__Given request__
Set down each record exactly as written.

__Material provided__
## START

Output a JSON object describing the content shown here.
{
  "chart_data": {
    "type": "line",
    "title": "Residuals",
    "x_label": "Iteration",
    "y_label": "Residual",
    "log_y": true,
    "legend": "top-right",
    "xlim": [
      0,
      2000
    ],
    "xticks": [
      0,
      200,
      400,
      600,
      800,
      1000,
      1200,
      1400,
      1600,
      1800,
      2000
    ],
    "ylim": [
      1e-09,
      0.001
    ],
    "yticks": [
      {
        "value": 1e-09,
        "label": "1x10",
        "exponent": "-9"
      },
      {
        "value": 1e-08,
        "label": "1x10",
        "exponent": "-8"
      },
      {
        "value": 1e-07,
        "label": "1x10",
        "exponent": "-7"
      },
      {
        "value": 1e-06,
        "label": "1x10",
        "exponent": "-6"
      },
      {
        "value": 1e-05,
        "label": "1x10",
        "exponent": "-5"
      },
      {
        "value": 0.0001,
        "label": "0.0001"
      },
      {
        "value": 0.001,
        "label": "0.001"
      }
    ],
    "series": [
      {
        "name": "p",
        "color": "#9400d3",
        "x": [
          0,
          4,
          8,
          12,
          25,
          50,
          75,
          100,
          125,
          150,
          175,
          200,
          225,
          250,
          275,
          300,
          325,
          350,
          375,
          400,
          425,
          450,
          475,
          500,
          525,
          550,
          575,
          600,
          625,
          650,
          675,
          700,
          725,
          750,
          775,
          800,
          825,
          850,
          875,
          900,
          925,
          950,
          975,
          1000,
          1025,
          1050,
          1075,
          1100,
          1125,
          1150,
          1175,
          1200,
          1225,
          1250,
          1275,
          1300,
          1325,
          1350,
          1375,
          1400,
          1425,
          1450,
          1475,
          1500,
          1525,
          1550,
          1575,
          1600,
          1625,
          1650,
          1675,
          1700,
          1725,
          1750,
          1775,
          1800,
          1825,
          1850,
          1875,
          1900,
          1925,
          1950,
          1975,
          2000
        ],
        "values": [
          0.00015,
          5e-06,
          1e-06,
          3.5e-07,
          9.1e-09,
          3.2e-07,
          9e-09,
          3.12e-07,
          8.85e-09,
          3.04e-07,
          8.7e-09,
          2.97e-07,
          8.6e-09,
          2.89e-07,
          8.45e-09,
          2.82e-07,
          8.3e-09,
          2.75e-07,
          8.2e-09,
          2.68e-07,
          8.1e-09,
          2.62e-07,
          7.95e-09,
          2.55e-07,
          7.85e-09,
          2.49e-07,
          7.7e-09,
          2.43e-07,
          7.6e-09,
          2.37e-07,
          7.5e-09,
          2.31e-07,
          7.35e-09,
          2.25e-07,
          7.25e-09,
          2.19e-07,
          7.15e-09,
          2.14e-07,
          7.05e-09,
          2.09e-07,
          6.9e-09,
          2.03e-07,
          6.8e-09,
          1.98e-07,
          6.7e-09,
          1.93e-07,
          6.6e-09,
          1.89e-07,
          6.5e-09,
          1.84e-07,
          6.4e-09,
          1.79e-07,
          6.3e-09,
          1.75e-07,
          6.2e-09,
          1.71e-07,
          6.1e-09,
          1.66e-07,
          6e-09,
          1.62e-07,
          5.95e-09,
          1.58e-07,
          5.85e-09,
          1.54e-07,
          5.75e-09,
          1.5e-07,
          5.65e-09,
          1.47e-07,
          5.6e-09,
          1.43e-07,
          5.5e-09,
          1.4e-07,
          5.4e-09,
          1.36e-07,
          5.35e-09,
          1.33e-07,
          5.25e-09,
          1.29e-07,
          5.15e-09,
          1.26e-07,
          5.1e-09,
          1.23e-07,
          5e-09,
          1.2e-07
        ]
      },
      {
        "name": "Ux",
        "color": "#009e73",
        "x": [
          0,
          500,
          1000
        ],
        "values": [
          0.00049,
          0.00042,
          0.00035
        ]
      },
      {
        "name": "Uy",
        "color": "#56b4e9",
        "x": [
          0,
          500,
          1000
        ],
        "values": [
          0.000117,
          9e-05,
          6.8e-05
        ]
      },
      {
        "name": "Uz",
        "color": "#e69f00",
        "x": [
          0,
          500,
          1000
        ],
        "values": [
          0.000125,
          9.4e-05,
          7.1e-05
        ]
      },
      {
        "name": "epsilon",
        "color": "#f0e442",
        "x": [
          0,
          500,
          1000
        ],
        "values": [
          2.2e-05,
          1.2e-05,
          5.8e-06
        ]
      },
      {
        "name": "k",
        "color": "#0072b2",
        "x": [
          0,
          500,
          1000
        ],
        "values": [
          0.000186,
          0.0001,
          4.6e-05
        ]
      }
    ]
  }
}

## END

__Finished task__
Output a JSON object describing the content shown here.
{
  "chart_data": {
    "type": "line",
    "title": "Residuals",
    "x_label": "Iteration",
    "y_label": "Residual",
    "log_y": true,
    "legend": "top-right",
    "xlim": [
      0,
      2000
    ],
    "xticks": [
      0,
      200,
      400,
      600,
      800,
      1000,
      1200,
      1400,
      1600,
      1800,
      2000
    ],
    "ylim": [
      1e-09,
      0.001
    ],
    "yticks": [
      {
        "value": 1e-09,
        "label": "1x10",
        "exponent": "-9"
      },
      {
        "value": 1e-08,
        "label": "1x10",
        "exponent": "-8"
      },
      {
        "value": 1e-07,
        "label": "1x10",
        "exponent": "-7"
      },
      {
        "value": 1e-06,
        "label": "1x10",
        "exponent": "-6"
      },
      {
        "value": 1e-05,
        "label": "1x10",
        "exponent": "-5"
      },
      {
        "value": 0.0001,
        "label": "0.0001"
      },
      {
        "value": 0.001,
        "label": "0.001"
      }
    ],
    "series": [
      {
        "name": "p",
        "color": "#9400d3",
        "x": [
          0,
          4,
          8,
          12,
          25,
          50,
          75,
          100,
          125,
          150,
          175,
          200,
          225,
          250,
          275,
          300,
          325,
          350,
          375,
          400,
          425,
          450,
          475,
          500,
          525,
          550,
          575,
          600,
          625,
          650,
          675,
          700,
          725,
          750,
          775,
          800,
          825,
          850,
          875,
          900,
          925,
          950,
          975,
          1000,
          1025,
          1050,
          1075,
          1100,
          1125,
          1150,
          1175,
          1200,
          1225,
          1250,
          1275,
          1300,
          1325,
          1350,
          1375,
          1400,
          1425,
          1450,
          1475,
          1500,
          1525,
          1550,
          1575,
          1600,
          1625,
          1650,
          1675,
          1700,
          1725,
          1750,
          1775,
          1800,
          1825,
          1850,
          1875,
          1900,
          1925,
          1950,
          1975,
          2000
        ],
        "values": [
          0.00015,
          5e-06,
          1e-06,
          3.5e-07,
          9.1e-09,
          3.2e-07,
          9e-09,
          3.12e-07,
          8.85e-09,
          3.04e-07,
          8.7e-09,
          2.97e-07,
          8.6e-09,
          2.89e-07,
          8.45e-09,
          2.82e-07,
          8.3e-09,
          2.75e-07,
          8.2e-09,
          2.68e-07,
          8.1e-09,
          2.62e-07,
          7.95e-09,
          2.55e-07,
          7.85e-09,
          2.49e-07,
          7.7e-09,
          2.43e-07,
          7.6e-09,
          2.37e-07,
          7.5e-09,
          2.31e-07,
          7.35e-09,
          2.25e-07,
          7.25e-09,
          2.19e-07,
          7.15e-09,
          2.14e-07,
          7.05e-09,
          2.09e-07,
          6.9e-09,
          2.03e-07,
          6.8e-09,
          1.98e-07,
          6.7e-09,
          1.93e-07,
          6.6e-09,
          1.89e-07,
          6.5e-09,
          1.84e-07,
          6.4e-09,
          1.79e-07,
          6.3e-09,
          1.75e-07,
          6.2e-09,
          1.71e-07,
          6.1e-09,
          1.66e-07,
          6e-09,
          1.62e-07,
          5.95e-09,
          1.58e-07,
          5.85e-09,
          1.54e-07,
          5.75e-09,
          1.5e-07,
          5.65e-09,
          1.47e-07,
          5.6e-09,
          1.43e-07,
          5.5e-09,
          1.4e-07,
          5.4e-09,
          1.36e-07,
          5.35e-09,
          1.33e-07,
          5.25e-09,
          1.29e-07,
          5.15e-09,
          1.26e-07,
          5.1e-09,
          1.23e-07,
          5e-09,
          1.2e-07
        ]
      },
      {
        "name": "Ux",
        "color": "#009e73",
        "x": [
          0,
          500,
          1000
        ],
        "values": [
          0.00049,
          0.00042,
          0.00035
        ]
      },
      {
        "name": "Uy",
        "color": "#56b4e9",
        "x": [
          0,
          500,
          1000
        ],
        "values": [
          0.000117,
          9e-05,
          6.8e-05
        ]
      },
      {
        "name": "Uz",
        "color": "#e69f00",
        "x": [
          0,
          500,
          1000
        ],
        "values": [
          0.000125,
          9.4e-05,
          7.1e-05
        ]
      },
      {
        "name": "epsilon",
        "color": "#f0e442",
        "x": [
          0,
          500,
          1000
        ],
        "values": [
          2.2e-05,
          1.2e-05,
          5.8e-06
        ]
      },
      {
        "name": "k",
        "color": "#0072b2",
        "x": [
          0,
          500,
          1000
        ],
        "values": [
          0.000186,
          0.0001,
          4.6e-05
        ]
      }
    ]
  }
}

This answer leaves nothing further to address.